## Job
Determine how many lines of the material hold the string "structured" and reply with only that number.

++++ Information given ++++

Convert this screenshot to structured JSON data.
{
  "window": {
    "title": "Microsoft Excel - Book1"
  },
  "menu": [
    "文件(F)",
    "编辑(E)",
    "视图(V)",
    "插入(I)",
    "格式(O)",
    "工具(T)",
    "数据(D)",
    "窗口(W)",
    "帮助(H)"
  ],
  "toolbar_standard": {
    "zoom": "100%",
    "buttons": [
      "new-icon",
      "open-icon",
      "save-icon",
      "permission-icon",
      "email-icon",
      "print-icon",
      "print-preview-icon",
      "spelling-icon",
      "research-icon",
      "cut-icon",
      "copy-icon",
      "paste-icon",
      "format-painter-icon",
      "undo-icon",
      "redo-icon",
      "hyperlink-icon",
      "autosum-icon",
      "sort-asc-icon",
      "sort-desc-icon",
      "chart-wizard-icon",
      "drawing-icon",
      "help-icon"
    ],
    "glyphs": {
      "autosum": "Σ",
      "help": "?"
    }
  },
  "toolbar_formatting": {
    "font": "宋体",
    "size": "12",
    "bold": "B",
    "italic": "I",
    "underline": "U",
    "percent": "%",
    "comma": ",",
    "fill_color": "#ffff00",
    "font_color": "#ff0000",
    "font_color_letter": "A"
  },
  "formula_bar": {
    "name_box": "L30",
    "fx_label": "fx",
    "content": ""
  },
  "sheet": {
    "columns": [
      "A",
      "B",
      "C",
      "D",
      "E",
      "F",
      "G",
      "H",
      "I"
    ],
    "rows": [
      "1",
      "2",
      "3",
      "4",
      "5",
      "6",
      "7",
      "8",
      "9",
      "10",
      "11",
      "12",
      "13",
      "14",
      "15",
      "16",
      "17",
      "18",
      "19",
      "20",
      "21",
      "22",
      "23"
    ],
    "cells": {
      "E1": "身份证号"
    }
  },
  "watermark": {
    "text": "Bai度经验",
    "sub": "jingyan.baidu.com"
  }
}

++++
++++ Information given ++++

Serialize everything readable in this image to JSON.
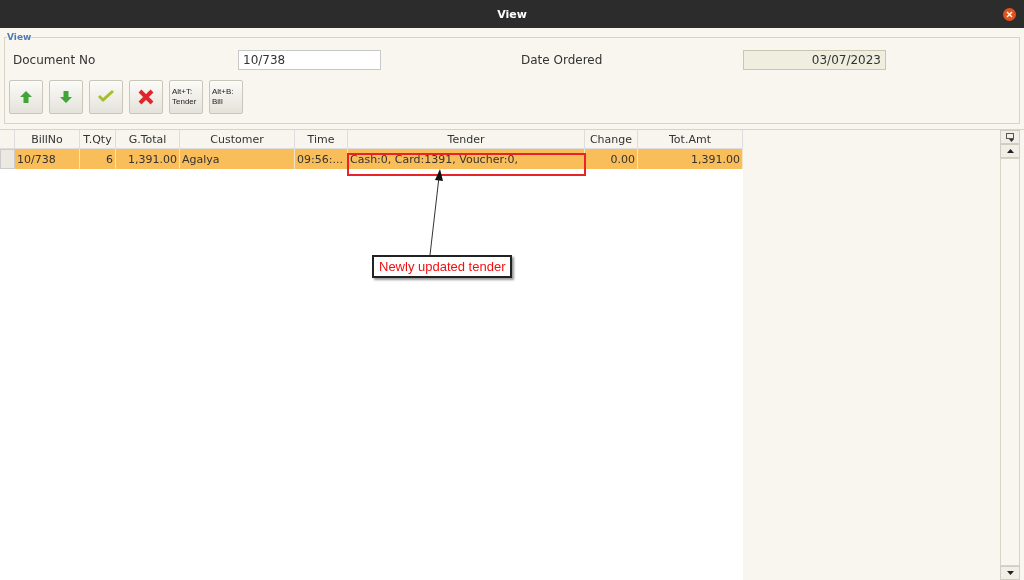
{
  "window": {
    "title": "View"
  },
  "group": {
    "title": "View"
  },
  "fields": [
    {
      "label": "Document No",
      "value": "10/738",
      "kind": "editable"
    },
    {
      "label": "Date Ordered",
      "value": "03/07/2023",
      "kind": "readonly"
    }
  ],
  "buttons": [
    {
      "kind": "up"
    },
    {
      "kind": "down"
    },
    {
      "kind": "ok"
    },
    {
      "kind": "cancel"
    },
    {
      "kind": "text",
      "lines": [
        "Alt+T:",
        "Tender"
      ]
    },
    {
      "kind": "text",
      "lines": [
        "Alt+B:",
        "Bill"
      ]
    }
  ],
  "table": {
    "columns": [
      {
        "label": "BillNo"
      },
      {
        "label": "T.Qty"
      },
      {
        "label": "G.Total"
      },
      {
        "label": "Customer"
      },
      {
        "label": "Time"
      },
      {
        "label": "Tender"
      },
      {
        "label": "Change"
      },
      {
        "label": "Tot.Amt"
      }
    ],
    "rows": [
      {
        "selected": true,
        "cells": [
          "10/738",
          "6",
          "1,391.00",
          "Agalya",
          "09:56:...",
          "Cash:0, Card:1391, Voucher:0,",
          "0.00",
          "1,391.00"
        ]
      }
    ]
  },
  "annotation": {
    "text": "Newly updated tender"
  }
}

++++
++++ Information given ++++

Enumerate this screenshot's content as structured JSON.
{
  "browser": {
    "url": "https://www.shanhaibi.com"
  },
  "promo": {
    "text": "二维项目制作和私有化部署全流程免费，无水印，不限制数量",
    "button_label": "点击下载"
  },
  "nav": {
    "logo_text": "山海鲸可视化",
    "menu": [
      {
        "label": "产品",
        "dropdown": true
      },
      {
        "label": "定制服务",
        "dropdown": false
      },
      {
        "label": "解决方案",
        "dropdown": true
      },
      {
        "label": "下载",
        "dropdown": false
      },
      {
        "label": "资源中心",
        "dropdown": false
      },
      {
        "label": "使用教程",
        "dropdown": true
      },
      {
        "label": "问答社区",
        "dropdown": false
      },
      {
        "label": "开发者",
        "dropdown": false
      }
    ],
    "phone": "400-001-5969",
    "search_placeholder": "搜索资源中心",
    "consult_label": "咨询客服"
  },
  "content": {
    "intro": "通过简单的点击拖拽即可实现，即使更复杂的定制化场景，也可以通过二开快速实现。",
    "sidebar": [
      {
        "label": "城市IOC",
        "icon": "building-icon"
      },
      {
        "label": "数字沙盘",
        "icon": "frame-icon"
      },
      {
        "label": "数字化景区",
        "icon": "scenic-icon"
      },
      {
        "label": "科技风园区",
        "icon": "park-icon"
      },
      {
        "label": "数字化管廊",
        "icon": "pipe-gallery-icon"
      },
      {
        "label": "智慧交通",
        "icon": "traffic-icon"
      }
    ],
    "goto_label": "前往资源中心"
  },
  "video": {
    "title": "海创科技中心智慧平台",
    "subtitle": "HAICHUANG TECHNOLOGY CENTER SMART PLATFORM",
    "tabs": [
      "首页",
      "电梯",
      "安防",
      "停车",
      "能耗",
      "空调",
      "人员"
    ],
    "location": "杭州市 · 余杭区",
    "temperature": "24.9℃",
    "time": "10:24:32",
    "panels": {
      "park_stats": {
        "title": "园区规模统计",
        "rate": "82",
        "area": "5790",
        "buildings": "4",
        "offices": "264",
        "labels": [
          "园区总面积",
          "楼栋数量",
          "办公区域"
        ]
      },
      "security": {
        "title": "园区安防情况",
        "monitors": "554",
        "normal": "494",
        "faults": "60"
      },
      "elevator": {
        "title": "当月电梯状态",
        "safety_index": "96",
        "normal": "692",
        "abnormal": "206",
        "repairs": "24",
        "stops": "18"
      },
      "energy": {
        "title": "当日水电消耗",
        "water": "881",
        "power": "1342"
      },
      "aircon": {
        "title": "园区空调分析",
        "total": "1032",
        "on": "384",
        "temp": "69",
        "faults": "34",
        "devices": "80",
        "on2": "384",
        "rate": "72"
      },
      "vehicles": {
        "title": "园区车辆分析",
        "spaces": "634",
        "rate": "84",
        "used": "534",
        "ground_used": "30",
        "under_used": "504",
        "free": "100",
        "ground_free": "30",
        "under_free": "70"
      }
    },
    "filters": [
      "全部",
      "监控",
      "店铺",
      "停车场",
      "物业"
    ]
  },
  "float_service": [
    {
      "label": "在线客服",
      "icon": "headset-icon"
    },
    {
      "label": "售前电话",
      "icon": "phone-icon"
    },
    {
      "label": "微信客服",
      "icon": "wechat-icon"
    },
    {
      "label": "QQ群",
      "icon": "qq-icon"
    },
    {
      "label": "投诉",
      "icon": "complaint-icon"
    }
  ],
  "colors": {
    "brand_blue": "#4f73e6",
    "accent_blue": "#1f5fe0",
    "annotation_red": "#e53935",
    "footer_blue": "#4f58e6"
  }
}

++++

## The completed task
2